— EXERCISE BRIEF —
What follows is a listing to be transcribed exactly.

-------- RECORDS TO PROCESS

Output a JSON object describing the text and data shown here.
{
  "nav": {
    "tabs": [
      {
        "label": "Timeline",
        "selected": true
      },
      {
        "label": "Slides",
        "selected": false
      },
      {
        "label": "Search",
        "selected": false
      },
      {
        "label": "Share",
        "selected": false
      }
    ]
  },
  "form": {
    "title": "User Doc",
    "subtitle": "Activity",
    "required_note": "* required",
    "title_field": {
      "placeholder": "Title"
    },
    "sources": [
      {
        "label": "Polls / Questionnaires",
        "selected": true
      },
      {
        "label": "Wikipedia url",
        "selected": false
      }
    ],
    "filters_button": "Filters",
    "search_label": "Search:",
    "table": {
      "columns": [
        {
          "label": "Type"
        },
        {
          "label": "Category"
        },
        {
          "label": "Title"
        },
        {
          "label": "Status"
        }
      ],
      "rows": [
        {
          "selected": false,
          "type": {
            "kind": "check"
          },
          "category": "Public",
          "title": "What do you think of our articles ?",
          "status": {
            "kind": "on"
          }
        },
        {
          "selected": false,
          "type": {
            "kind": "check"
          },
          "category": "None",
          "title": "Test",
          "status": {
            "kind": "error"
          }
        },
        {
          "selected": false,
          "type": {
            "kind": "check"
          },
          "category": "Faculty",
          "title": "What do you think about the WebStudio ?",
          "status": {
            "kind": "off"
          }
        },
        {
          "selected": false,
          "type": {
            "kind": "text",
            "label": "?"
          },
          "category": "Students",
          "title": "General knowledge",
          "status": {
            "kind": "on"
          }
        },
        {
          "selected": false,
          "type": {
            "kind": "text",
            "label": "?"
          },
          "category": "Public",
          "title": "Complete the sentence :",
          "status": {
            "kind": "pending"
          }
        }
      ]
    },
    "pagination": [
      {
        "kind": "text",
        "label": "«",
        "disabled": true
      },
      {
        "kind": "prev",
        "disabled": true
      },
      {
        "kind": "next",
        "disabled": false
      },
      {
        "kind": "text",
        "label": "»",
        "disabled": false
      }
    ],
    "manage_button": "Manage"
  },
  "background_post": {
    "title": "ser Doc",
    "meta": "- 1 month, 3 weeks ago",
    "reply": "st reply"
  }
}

----------------

— OUTPUT OF THE TASK —
Output a JSON object describing the text and data shown here.
{
  "nav": {
    "tabs": [
      {
        "label": "Timeline",
        "selected": true
      },
      {
        "label": "Slides",
        "selected": false
      },
      {
        "label": "Search",
        "selected": false
      },
      {
        "label": "Share",
        "selected": false
      }
    ]
  },
  "form": {
    "title": "User Doc",
    "subtitle": "Activity",
    "required_note": "* required",
    "title_field": {
      "placeholder": "Title"
    },
    "sources": [
      {
        "label": "Polls / Questionnaires",
        "selected": true
      },
      {
        "label": "Wikipedia url",
        "selected": false
      }
    ],
    "filters_button": "Filters",
    "search_label": "Search:",
    "table": {
      "columns": [
        {
          "label": "Type"
        },
        {
          "label": "Category"
        },
        {
          "label": "Title"
        },
        {
          "label": "Status"
        }
      ],
      "rows": [
        {
          "selected": false,
          "type": {
            "kind": "check"
          },
          "category": "Public",
          "title": "What do you think of our articles ?",
          "status": {
            "kind": "on"
          }
        },
        {
          "selected": false,
          "type": {
            "kind": "check"
          },
          "category": "None",
          "title": "Test",
          "status": {
            "kind": "error"
          }
        },
        {
          "selected": false,
          "type": {
            "kind": "check"
          },
          "category": "Faculty",
          "title": "What do you think about the WebStudio ?",
          "status": {
            "kind": "off"
          }
        },
        {
          "selected": false,
          "type": {
            "kind": "text",
            "label": "?"
          },
          "category": "Students",
          "title": "General knowledge",
          "status": {
            "kind": "on"
          }
        },
        {
          "selected": false,
          "type": {
            "kind": "text",
            "label": "?"
          },
          "category": "Public",
          "title": "Complete the sentence :",
          "status": {
            "kind": "pending"
          }
        }
      ]
    },
    "pagination": [
      {
        "kind": "text",
        "label": "«",
        "disabled": true
      },
      {
        "kind": "prev",
        "disabled": true
      },
      {
        "kind": "next",
        "disabled": false
      },
      {
        "kind": "text",
        "label": "»",
        "disabled": false
      }
    ],
    "manage_button": "Manage"
  },
  "background_post": {
    "title": "ser Doc",
    "meta": "- 1 month, 3 weeks ago",
    "reply": "st reply"
  }
}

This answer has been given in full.